(Stored entries)
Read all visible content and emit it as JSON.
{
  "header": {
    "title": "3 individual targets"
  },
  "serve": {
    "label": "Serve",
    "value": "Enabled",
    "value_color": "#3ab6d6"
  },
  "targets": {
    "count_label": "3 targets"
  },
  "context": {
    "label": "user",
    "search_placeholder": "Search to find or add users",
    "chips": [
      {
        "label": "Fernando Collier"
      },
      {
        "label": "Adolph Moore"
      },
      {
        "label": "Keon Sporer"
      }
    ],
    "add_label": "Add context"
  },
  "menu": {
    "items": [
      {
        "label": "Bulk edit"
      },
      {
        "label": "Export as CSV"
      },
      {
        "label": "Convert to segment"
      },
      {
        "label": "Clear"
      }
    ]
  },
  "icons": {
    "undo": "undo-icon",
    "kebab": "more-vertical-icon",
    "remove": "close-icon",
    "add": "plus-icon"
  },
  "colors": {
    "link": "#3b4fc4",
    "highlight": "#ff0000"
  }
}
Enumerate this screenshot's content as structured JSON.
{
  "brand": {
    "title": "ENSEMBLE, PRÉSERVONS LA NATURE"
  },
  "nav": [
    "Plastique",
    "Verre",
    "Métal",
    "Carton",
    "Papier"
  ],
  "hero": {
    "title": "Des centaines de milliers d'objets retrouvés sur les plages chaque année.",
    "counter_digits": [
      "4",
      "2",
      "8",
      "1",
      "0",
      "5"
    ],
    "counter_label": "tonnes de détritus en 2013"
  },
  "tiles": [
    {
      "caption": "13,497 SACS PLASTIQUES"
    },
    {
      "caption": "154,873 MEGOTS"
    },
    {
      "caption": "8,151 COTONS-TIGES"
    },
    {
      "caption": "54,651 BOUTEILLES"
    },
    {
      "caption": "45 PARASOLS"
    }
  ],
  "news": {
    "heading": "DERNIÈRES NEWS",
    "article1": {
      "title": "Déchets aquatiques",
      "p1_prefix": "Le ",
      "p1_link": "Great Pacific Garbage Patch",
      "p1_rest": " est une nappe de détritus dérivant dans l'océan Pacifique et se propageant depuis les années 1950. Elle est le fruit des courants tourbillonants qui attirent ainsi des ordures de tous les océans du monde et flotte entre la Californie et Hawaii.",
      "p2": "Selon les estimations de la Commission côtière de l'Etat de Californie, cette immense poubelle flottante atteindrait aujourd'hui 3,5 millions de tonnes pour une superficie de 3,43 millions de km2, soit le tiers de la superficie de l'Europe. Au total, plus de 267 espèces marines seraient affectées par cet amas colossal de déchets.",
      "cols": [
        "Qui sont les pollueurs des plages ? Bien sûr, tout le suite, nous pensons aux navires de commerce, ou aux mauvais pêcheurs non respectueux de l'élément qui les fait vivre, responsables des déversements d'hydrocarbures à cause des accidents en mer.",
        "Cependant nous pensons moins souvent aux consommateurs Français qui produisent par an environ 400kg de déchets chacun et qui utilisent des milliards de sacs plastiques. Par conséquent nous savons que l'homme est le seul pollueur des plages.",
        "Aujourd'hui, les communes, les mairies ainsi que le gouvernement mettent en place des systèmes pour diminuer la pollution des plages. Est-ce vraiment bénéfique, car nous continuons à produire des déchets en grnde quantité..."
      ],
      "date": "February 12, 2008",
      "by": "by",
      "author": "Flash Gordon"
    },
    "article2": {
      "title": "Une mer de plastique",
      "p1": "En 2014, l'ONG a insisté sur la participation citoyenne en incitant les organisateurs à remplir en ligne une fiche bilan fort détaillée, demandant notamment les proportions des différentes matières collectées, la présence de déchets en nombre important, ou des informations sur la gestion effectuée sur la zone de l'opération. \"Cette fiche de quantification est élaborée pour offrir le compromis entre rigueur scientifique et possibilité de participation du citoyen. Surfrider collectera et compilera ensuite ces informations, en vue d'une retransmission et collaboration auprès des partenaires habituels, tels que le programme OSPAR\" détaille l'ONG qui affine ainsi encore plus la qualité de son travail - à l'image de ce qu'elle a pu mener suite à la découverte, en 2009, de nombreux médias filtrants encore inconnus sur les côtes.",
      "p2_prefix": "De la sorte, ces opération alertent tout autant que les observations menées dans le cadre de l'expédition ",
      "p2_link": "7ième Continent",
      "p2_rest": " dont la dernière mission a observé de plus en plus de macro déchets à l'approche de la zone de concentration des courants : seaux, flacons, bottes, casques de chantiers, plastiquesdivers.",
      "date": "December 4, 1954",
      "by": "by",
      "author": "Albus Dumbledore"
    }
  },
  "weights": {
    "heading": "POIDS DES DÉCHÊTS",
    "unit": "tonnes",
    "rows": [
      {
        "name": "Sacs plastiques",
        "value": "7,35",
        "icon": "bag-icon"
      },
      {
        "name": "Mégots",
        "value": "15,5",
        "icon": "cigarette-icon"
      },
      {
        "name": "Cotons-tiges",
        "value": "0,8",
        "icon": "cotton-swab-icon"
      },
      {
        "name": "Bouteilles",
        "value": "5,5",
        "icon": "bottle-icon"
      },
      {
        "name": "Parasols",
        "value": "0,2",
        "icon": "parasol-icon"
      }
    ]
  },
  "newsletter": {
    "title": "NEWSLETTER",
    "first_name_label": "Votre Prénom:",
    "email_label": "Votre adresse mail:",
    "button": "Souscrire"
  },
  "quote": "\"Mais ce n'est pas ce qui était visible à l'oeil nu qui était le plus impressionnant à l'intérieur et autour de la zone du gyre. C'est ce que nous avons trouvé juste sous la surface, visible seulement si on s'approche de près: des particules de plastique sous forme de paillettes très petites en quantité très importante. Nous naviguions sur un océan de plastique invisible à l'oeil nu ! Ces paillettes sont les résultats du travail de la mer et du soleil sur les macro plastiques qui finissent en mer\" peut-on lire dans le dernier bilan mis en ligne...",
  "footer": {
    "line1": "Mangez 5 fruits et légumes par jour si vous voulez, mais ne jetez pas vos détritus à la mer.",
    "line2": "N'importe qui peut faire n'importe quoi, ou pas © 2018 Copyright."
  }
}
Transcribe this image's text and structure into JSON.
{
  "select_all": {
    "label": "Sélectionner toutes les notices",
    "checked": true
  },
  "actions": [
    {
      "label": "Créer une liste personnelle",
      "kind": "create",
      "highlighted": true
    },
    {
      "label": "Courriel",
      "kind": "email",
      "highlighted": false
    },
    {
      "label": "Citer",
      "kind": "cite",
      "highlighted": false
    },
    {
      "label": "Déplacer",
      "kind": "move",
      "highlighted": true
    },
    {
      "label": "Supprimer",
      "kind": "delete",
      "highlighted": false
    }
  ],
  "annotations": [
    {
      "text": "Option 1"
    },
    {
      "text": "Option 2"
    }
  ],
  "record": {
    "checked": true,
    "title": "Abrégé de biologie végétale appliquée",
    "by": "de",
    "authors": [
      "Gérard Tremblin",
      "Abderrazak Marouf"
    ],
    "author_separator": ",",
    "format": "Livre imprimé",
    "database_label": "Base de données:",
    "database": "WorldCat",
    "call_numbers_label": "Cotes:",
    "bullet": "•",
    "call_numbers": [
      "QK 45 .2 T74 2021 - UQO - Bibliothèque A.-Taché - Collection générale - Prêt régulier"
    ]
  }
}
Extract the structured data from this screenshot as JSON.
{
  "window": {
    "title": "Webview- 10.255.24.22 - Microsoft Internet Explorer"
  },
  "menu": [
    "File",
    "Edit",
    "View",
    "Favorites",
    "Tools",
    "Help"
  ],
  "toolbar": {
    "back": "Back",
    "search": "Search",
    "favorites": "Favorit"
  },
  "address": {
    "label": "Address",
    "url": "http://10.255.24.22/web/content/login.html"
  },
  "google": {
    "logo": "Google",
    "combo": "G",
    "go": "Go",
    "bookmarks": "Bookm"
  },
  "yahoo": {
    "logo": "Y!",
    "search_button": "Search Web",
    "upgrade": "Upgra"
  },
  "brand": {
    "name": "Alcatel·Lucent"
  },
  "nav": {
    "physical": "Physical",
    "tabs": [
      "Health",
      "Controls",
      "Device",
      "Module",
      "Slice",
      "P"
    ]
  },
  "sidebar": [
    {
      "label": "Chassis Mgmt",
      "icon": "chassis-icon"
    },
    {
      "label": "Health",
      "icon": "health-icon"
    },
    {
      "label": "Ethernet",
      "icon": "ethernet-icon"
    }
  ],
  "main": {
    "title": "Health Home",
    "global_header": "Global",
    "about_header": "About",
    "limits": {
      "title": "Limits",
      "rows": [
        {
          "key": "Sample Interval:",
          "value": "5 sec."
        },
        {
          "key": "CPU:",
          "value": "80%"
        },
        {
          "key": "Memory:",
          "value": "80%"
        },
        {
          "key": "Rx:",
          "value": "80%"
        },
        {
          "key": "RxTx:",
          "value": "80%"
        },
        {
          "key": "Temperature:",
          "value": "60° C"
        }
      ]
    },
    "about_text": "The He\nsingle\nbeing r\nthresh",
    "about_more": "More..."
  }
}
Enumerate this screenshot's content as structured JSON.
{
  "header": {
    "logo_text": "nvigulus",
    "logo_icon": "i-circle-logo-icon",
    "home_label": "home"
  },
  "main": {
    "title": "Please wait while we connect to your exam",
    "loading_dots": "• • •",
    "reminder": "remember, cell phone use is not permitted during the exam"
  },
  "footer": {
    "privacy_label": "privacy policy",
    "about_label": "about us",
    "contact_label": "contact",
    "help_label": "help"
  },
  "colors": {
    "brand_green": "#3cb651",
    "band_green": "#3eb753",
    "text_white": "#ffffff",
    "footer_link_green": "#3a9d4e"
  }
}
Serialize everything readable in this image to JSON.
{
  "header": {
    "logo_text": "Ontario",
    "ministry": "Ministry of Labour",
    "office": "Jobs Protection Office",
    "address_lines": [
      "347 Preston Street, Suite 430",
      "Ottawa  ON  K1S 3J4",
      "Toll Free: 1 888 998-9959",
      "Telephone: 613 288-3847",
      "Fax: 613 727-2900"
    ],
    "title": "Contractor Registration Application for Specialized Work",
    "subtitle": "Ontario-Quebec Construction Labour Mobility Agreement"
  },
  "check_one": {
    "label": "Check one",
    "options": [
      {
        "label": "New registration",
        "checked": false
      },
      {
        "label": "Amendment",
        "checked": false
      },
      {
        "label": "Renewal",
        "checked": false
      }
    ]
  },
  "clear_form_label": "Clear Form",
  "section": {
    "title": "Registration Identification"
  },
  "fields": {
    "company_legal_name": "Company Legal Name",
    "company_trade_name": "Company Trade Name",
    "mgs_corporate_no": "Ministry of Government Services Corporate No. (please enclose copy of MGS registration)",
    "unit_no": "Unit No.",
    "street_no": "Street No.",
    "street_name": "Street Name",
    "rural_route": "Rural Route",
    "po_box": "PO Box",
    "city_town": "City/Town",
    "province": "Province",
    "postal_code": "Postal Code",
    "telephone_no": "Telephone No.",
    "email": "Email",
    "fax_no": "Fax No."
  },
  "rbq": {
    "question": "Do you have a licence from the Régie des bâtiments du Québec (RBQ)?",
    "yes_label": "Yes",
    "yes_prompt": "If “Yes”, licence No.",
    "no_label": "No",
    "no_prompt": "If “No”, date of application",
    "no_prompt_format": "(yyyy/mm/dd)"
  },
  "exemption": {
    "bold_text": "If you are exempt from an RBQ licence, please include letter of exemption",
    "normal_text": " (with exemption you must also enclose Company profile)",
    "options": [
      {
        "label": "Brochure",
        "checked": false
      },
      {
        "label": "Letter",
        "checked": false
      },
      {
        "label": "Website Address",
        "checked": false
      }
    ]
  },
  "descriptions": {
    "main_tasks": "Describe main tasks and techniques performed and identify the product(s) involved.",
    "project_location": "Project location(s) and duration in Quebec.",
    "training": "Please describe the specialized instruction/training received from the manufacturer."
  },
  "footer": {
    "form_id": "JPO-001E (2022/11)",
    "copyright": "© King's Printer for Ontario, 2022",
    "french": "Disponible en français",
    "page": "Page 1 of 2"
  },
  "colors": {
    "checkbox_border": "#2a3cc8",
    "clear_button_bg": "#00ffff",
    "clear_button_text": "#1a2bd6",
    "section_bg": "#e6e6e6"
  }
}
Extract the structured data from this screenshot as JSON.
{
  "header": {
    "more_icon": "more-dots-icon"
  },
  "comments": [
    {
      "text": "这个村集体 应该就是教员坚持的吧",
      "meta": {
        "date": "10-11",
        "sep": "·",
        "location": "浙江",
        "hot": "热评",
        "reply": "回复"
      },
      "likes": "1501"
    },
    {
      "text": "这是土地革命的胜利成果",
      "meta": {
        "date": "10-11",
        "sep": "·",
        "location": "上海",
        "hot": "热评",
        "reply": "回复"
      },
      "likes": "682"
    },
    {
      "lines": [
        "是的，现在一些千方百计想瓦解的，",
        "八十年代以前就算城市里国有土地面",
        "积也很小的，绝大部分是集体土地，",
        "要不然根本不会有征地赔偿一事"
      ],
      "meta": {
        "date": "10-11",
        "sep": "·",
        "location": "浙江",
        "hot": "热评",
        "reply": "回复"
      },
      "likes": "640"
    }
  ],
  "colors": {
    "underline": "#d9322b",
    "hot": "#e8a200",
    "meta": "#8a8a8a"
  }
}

- _Your instructions_: Copy every line above that includes the string "bilan".

- _Result below_:
      "p1": "En 2014, l'ONG a insisté sur la participation citoyenne en incitant les organisateurs à remplir en ligne une fiche bilan fort détaillée, demandant notamment les proportions des différentes matières collectées, la présence de déchets en nombre important, ou des informations sur la gestion effectuée sur la zone de l'opération. \"Cette fiche de quantification est élaborée pour offrir le compromis entre rigueur scientifique et possibilité de participation du citoyen. Surfrider collectera et compilera ensuite ces informations, en vue d'une retransmission et collaboration auprès des partenaires habituels, tels que le programme OSPAR\" détaille l'ONG qui affine ainsi encore plus la qualité de son travail - à l'image de ce qu'elle a pu mener suite à la découverte, en 2009, de nombreux médias filtrants encore inconnus sur les côtes.",
  "quote": "\"Mais ce n'est pas ce qui était visible à l'oeil nu qui était le plus impressionnant à l'intérieur et autour de la zone du gyre. C'est ce que nous avons trouvé juste sous la surface, visible seulement si on s'approche de près: des particules de plastique sous forme de paillettes très petites en quantité très importante. Nous naviguions sur un océan de plastique invisible à l'oeil nu ! Ces paillettes sont les résultats du travail de la mer et du soleil sur les macro plastiques qui finissent en mer\" peut-on lire dans le dernier bilan mis en ligne...",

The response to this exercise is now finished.